> [WRITTEN EXERCISE]: Repeat each entry in full, exactly.

◇ ◇ ◇ ◇ ◇ ◇ ◇

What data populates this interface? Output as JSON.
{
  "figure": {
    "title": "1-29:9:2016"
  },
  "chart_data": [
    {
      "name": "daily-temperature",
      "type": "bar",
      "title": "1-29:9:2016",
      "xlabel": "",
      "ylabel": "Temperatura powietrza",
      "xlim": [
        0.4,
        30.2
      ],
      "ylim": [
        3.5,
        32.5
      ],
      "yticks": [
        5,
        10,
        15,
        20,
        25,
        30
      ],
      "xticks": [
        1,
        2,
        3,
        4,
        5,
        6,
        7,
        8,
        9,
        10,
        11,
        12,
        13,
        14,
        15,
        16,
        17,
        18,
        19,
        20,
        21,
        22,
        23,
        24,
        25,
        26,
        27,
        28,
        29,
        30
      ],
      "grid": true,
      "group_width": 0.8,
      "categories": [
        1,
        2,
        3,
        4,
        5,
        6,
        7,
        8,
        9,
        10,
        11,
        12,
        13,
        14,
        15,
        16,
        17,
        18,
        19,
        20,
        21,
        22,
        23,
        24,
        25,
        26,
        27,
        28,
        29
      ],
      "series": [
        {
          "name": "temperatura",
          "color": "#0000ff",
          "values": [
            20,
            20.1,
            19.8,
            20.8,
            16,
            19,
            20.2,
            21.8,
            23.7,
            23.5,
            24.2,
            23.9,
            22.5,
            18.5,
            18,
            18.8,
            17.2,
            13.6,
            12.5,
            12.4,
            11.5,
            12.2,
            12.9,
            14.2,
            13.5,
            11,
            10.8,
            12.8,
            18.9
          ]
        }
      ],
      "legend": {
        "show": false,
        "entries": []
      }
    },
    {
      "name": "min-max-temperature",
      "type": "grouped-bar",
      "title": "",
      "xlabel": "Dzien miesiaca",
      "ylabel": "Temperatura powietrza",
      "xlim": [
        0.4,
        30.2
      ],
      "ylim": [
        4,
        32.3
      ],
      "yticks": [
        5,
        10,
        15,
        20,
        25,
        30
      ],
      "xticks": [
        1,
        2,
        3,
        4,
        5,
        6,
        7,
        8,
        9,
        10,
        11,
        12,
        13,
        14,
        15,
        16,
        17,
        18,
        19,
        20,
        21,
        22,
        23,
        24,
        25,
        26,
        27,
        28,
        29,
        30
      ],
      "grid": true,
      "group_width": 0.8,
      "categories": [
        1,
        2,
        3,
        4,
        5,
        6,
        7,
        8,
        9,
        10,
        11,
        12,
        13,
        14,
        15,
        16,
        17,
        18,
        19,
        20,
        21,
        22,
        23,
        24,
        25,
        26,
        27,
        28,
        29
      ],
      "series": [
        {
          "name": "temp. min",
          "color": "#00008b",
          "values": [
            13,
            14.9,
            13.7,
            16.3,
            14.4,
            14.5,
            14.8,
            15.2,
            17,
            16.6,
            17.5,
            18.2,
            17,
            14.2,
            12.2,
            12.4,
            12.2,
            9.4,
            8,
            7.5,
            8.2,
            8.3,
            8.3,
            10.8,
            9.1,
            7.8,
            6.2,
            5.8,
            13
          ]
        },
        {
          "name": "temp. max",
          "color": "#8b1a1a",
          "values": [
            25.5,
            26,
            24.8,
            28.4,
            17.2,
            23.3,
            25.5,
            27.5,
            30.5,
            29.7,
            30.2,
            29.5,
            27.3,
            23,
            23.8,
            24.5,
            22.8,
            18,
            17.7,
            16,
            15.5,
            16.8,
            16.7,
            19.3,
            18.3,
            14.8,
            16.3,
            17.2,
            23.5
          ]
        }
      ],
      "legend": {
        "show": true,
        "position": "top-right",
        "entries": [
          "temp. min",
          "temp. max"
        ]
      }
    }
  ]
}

◇ ◇ ◇ ◇ ◇ ◇ ◇

> [EXPECTED OUTPUT]:
What data populates this interface? Output as JSON.
{
  "figure": {
    "title": "1-29:9:2016"
  },
  "chart_data": [
    {
      "name": "daily-temperature",
      "type": "bar",
      "title": "1-29:9:2016",
      "xlabel": "",
      "ylabel": "Temperatura powietrza",
      "xlim": [
        0.4,
        30.2
      ],
      "ylim": [
        3.5,
        32.5
      ],
      "yticks": [
        5,
        10,
        15,
        20,
        25,
        30
      ],
      "xticks": [
        1,
        2,
        3,
        4,
        5,
        6,
        7,
        8,
        9,
        10,
        11,
        12,
        13,
        14,
        15,
        16,
        17,
        18,
        19,
        20,
        21,
        22,
        23,
        24,
        25,
        26,
        27,
        28,
        29,
        30
      ],
      "grid": true,
      "group_width": 0.8,
      "categories": [
        1,
        2,
        3,
        4,
        5,
        6,
        7,
        8,
        9,
        10,
        11,
        12,
        13,
        14,
        15,
        16,
        17,
        18,
        19,
        20,
        21,
        22,
        23,
        24,
        25,
        26,
        27,
        28,
        29
      ],
      "series": [
        {
          "name": "temperatura",
          "color": "#0000ff",
          "values": [
            20,
            20.1,
            19.8,
            20.8,
            16,
            19,
            20.2,
            21.8,
            23.7,
            23.5,
            24.2,
            23.9,
            22.5,
            18.5,
            18,
            18.8,
            17.2,
            13.6,
            12.5,
            12.4,
            11.5,
            12.2,
            12.9,
            14.2,
            13.5,
            11,
            10.8,
            12.8,
            18.9
          ]
        }
      ],
      "legend": {
        "show": false,
        "entries": []
      }
    },
    {
      "name": "min-max-temperature",
      "type": "grouped-bar",
      "title": "",
      "xlabel": "Dzien miesiaca",
      "ylabel": "Temperatura powietrza",
      "xlim": [
        0.4,
        30.2
      ],
      "ylim": [
        4,
        32.3
      ],
      "yticks": [
        5,
        10,
        15,
        20,
        25,
        30
      ],
      "xticks": [
        1,
        2,
        3,
        4,
        5,
        6,
        7,
        8,
        9,
        10,
        11,
        12,
        13,
        14,
        15,
        16,
        17,
        18,
        19,
        20,
        21,
        22,
        23,
        24,
        25,
        26,
        27,
        28,
        29,
        30
      ],
      "grid": true,
      "group_width": 0.8,
      "categories": [
        1,
        2,
        3,
        4,
        5,
        6,
        7,
        8,
        9,
        10,
        11,
        12,
        13,
        14,
        15,
        16,
        17,
        18,
        19,
        20,
        21,
        22,
        23,
        24,
        25,
        26,
        27,
        28,
        29
      ],
      "series": [
        {
          "name": "temp. min",
          "color": "#00008b",
          "values": [
            13,
            14.9,
            13.7,
            16.3,
            14.4,
            14.5,
            14.8,
            15.2,
            17,
            16.6,
            17.5,
            18.2,
            17,
            14.2,
            12.2,
            12.4,
            12.2,
            9.4,
            8,
            7.5,
            8.2,
            8.3,
            8.3,
            10.8,
            9.1,
            7.8,
            6.2,
            5.8,
            13
          ]
        },
        {
          "name": "temp. max",
          "color": "#8b1a1a",
          "values": [
            25.5,
            26,
            24.8,
            28.4,
            17.2,
            23.3,
            25.5,
            27.5,
            30.5,
            29.7,
            30.2,
            29.5,
            27.3,
            23,
            23.8,
            24.5,
            22.8,
            18,
            17.7,
            16,
            15.5,
            16.8,
            16.7,
            19.3,
            18.3,
            14.8,
            16.3,
            17.2,
            23.5
          ]
        }
      ],
      "legend": {
        "show": true,
        "position": "top-right",
        "entries": [
          "temp. min",
          "temp. max"
        ]
      }
    }
  ]
}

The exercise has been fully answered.